• Exercise requirements:
List each line of the data that holds the string "hlasů".

• Data excerpts:
- - - - - - -
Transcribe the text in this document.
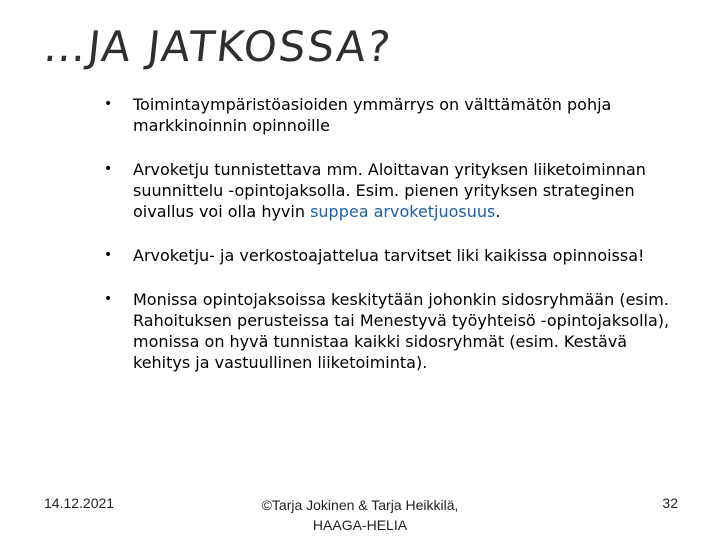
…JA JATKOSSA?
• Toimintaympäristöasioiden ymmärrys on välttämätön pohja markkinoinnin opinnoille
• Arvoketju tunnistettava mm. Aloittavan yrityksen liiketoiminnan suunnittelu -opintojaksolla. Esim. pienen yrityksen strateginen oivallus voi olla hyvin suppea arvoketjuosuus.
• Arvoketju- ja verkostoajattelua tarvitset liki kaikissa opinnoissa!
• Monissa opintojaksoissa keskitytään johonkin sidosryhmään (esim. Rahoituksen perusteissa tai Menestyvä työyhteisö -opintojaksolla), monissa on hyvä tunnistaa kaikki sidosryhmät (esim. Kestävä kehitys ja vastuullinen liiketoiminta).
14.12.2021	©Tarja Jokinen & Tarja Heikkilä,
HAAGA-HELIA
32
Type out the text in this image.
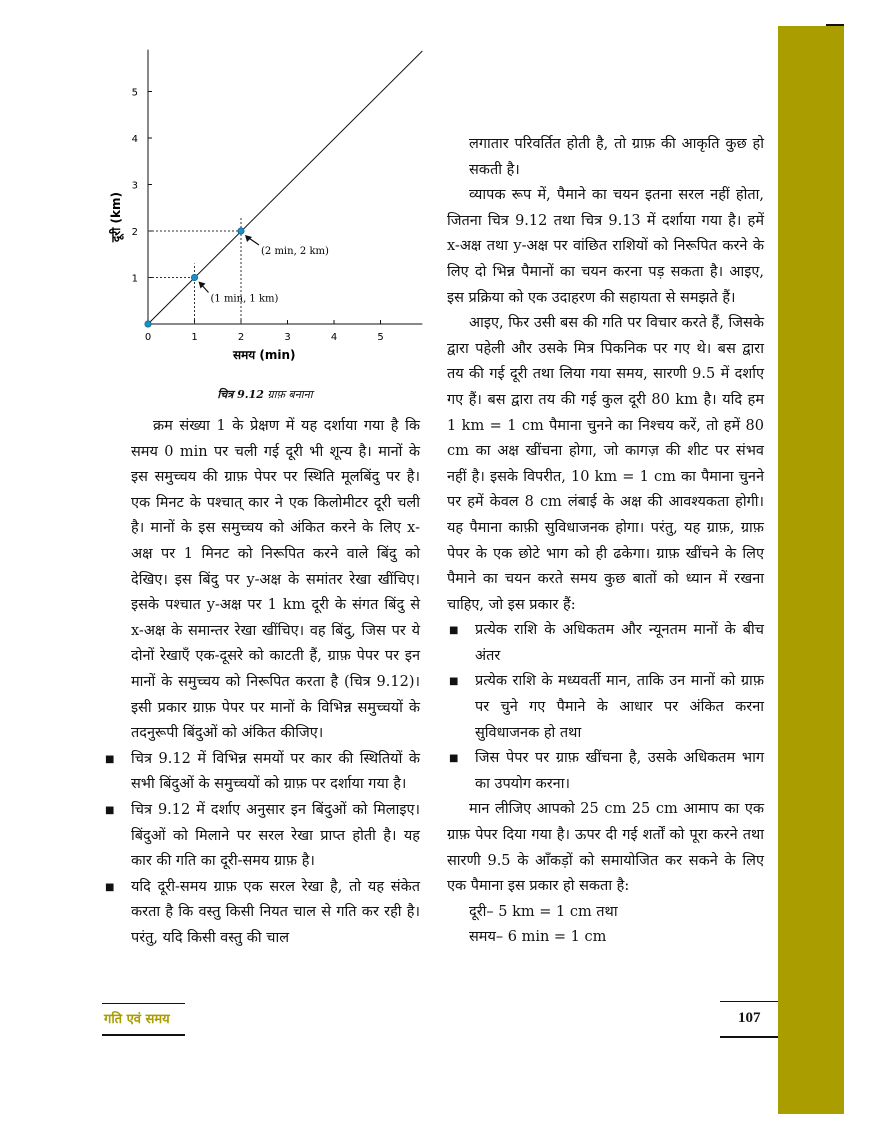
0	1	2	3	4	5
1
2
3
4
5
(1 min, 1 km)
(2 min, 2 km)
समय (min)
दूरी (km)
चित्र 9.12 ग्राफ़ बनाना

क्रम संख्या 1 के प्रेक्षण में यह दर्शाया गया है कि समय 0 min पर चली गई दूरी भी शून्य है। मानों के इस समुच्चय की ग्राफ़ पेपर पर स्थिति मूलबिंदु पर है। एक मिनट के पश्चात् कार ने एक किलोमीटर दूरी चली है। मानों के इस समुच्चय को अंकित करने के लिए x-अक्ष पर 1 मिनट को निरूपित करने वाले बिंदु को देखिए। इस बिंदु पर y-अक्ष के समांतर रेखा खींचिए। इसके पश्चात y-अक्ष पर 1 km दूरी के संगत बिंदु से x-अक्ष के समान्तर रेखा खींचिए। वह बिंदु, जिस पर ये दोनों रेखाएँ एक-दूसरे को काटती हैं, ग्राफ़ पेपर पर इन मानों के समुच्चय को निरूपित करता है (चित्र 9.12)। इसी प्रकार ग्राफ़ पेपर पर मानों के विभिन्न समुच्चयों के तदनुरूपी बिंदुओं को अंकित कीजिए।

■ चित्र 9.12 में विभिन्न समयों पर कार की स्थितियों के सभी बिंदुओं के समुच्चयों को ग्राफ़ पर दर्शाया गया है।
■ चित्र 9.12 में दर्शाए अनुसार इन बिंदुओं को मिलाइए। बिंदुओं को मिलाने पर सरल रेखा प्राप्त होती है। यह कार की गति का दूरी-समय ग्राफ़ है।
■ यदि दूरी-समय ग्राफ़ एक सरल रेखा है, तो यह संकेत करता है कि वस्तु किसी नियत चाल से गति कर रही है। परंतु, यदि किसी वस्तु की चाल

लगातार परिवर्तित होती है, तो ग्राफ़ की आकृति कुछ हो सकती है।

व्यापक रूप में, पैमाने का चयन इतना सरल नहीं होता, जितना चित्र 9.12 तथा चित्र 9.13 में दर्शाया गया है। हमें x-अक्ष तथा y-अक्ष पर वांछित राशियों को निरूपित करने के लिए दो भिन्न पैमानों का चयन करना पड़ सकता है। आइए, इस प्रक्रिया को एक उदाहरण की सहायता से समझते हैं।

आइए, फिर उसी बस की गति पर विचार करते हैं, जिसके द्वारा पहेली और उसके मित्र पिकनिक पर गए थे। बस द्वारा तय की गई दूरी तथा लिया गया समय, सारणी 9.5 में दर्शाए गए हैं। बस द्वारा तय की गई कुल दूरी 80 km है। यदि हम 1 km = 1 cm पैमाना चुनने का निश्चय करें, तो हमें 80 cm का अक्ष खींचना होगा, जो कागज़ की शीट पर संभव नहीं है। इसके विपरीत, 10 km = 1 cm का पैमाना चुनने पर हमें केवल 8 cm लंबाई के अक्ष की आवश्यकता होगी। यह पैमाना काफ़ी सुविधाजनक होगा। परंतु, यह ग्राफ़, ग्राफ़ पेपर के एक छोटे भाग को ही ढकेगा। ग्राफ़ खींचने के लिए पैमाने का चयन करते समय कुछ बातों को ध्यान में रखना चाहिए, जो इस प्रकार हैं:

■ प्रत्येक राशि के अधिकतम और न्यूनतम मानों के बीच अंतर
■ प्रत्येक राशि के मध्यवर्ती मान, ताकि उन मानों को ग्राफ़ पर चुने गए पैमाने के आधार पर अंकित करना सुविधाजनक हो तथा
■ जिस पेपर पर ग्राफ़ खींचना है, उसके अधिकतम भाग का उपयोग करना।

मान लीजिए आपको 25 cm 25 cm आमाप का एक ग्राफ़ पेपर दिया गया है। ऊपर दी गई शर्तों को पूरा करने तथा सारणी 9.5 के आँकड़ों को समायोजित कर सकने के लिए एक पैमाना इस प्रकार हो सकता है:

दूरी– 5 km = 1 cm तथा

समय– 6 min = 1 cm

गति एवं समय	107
- - - - - - -
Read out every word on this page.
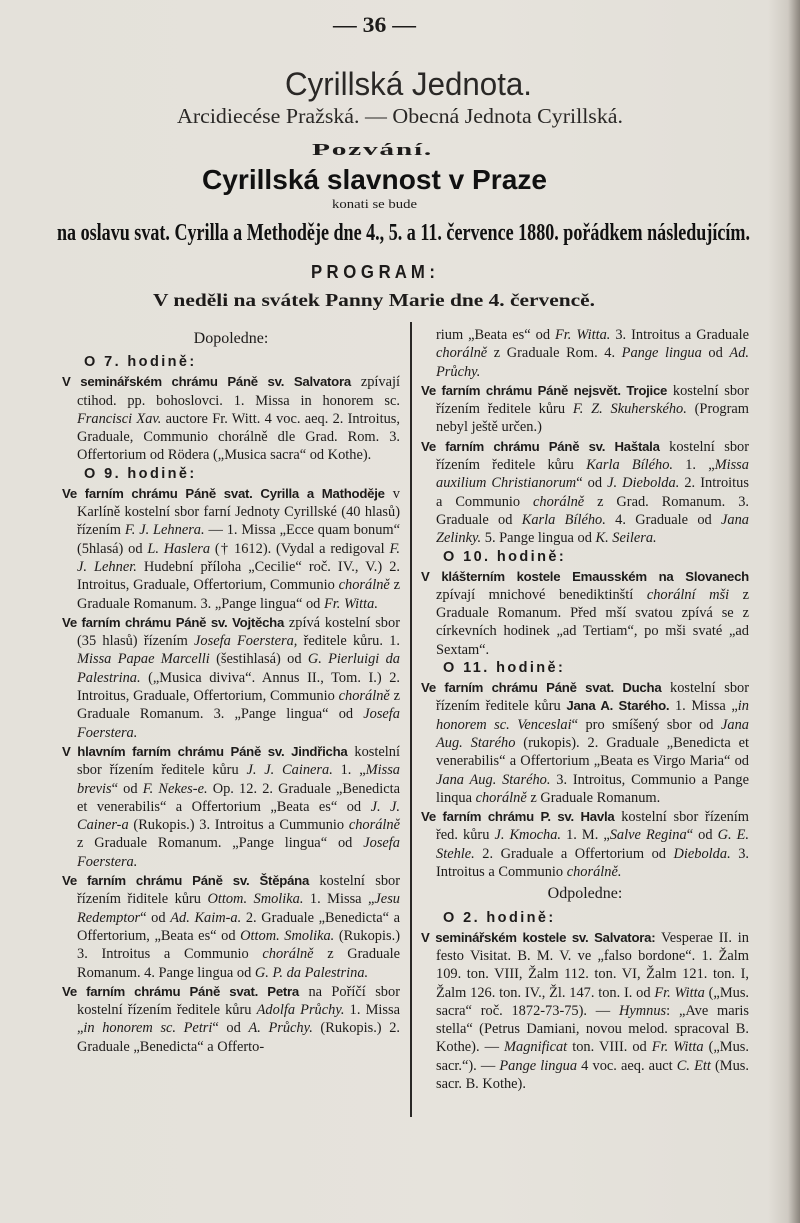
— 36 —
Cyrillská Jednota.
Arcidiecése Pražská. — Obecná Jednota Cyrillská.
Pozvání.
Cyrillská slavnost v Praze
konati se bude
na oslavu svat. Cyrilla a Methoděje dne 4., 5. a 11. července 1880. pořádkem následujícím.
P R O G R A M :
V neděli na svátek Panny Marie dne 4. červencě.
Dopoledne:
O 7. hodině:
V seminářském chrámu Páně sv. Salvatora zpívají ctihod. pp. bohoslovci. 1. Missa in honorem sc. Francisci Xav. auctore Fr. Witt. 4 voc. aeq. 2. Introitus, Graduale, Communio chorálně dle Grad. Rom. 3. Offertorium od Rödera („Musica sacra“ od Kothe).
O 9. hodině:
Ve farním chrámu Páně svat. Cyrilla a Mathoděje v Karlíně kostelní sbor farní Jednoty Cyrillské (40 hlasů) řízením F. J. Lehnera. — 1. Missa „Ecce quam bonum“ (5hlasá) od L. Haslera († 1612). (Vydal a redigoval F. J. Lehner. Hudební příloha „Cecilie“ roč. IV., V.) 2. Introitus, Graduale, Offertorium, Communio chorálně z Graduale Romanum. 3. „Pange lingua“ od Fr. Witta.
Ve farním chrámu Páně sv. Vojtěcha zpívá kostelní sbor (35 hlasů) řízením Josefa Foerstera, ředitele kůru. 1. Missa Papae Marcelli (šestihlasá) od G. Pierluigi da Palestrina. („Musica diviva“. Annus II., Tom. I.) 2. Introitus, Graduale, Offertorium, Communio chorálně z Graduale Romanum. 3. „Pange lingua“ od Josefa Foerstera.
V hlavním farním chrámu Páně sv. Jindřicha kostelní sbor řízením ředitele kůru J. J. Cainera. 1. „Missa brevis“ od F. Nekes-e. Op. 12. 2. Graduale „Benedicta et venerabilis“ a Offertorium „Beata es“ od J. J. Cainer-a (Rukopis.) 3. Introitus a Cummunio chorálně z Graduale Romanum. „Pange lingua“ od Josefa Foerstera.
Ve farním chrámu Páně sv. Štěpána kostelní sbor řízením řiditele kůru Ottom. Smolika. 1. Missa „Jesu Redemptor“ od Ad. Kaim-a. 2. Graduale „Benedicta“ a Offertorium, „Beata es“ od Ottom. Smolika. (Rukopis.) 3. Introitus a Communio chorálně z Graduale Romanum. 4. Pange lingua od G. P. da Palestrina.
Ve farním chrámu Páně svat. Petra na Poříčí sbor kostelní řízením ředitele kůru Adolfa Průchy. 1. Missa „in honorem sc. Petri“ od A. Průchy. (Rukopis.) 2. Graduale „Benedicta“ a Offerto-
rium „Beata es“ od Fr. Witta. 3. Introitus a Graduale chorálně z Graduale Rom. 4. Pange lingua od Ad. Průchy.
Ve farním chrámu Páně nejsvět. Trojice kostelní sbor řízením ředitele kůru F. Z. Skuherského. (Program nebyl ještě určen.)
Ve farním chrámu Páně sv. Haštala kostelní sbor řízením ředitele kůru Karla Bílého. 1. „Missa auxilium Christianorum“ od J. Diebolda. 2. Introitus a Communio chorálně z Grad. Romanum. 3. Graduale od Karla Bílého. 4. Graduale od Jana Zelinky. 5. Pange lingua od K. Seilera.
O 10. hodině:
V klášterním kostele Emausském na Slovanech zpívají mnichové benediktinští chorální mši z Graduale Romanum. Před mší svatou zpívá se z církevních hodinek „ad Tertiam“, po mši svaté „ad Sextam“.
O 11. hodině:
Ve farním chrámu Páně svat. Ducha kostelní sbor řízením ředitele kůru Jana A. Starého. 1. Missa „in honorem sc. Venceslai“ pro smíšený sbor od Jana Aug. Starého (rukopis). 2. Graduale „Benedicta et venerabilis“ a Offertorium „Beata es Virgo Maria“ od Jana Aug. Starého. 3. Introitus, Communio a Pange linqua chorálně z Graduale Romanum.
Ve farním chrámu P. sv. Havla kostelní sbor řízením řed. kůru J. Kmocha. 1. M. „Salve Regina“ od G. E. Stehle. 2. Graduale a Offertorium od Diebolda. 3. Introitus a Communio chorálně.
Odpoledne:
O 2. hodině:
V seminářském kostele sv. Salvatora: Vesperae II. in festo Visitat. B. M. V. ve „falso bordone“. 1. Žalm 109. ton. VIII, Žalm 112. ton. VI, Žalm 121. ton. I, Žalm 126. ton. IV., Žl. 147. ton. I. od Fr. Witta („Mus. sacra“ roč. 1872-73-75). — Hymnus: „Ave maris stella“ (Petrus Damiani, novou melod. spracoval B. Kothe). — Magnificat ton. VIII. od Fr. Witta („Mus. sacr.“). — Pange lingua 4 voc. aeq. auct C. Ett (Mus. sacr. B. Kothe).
- - - - - - -
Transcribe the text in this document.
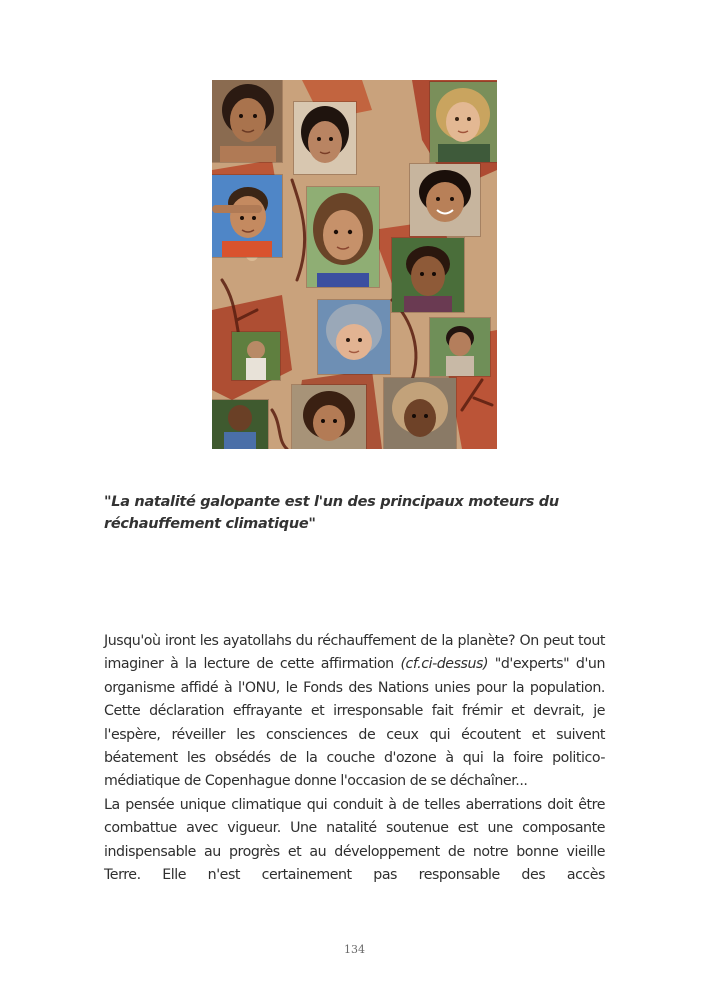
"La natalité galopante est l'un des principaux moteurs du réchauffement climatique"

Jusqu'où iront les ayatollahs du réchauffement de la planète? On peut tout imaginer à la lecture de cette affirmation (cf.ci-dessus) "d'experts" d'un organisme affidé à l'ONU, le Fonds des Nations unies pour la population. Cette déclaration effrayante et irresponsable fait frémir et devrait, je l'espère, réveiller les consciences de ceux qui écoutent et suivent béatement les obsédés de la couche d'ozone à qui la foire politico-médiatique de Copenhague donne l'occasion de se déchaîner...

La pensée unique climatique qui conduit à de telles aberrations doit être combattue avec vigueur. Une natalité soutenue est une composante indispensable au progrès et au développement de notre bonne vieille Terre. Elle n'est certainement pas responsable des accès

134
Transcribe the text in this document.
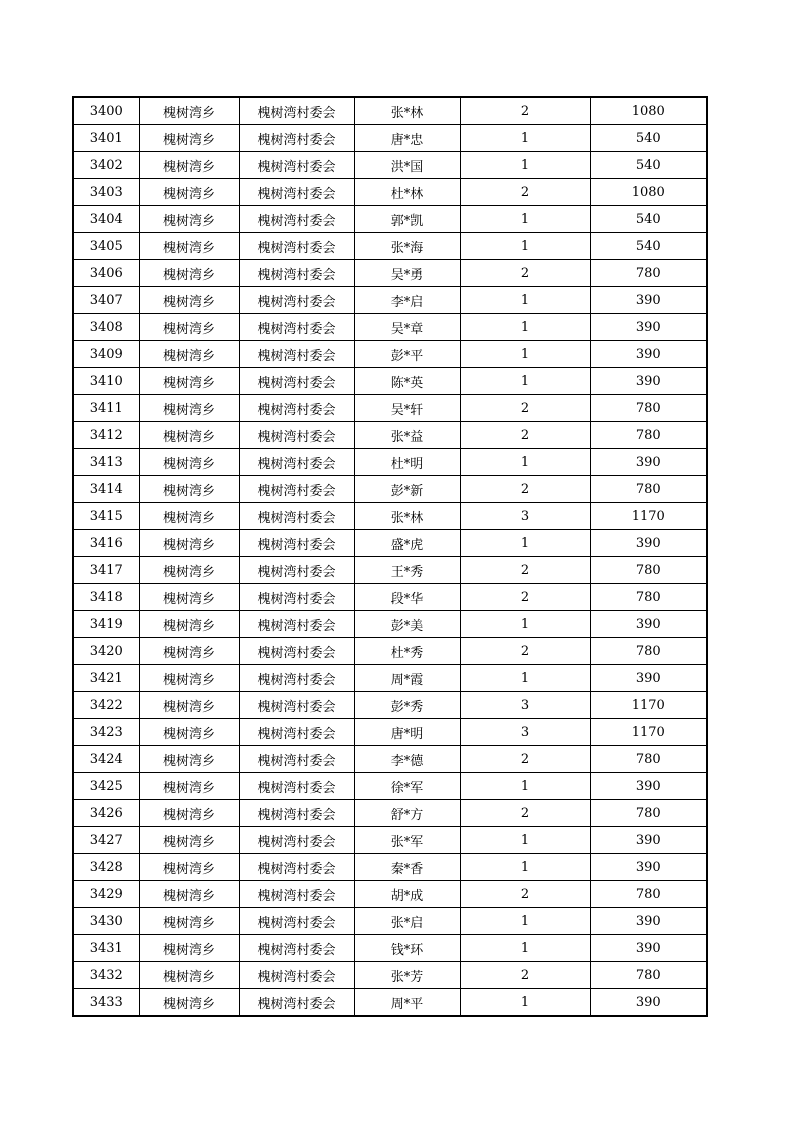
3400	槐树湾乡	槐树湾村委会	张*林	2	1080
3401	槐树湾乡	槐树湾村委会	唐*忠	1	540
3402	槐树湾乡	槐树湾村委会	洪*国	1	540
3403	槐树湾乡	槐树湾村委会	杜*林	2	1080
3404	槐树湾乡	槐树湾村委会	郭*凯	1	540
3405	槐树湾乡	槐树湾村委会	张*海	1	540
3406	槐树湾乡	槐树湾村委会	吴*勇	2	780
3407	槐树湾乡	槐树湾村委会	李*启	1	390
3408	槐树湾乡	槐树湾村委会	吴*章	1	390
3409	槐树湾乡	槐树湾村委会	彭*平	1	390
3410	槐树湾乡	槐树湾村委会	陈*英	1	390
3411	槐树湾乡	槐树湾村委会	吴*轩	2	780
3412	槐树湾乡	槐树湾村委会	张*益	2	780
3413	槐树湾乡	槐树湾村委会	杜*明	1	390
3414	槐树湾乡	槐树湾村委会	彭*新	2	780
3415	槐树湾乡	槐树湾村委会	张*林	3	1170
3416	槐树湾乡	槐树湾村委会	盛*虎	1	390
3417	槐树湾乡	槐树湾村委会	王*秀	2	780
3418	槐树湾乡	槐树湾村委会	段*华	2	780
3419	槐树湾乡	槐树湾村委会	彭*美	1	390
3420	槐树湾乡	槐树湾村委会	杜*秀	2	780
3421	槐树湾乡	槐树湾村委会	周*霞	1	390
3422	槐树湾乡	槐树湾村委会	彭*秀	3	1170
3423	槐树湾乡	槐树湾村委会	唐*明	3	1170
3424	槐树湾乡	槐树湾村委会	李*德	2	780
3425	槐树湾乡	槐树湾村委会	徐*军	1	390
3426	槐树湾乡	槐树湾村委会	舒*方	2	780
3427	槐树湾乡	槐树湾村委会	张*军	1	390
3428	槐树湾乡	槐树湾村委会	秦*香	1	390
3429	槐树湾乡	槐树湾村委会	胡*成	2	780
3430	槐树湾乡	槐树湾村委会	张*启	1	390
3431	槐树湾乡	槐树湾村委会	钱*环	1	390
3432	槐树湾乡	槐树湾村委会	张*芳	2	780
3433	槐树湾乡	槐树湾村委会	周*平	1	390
- - - - - - -
• Written reply:
Ve farním chrámu Páně svat. Cyrilla a Mathoděje v Karlíně kostelní sbor farní Jednoty Cyrillské (40 hlasů) řízením F. J. Lehnera. — 1. Missa „Ecce quam bonum“ (5hlasá) od L. Haslera († 1612). (Vydal a redigoval F. J. Lehner. Hudební příloha „Cecilie“ roč. IV., V.) 2. Introitus, Graduale, Offertorium, Communio chorálně z Graduale Romanum. 3. „Pange lingua“ od Fr. Witta.
Ve farním chrámu Páně sv. Vojtěcha zpívá kostelní sbor (35 hlasů) řízením Josefa Foerstera, ředitele kůru. 1. Missa Papae Marcelli (šestihlasá) od G. Pierluigi da Palestrina. („Musica diviva“. Annus II., Tom. I.) 2. Introitus, Graduale, Offertorium, Communio chorálně z Graduale Romanum. 3. „Pange lingua“ od Josefa Foerstera.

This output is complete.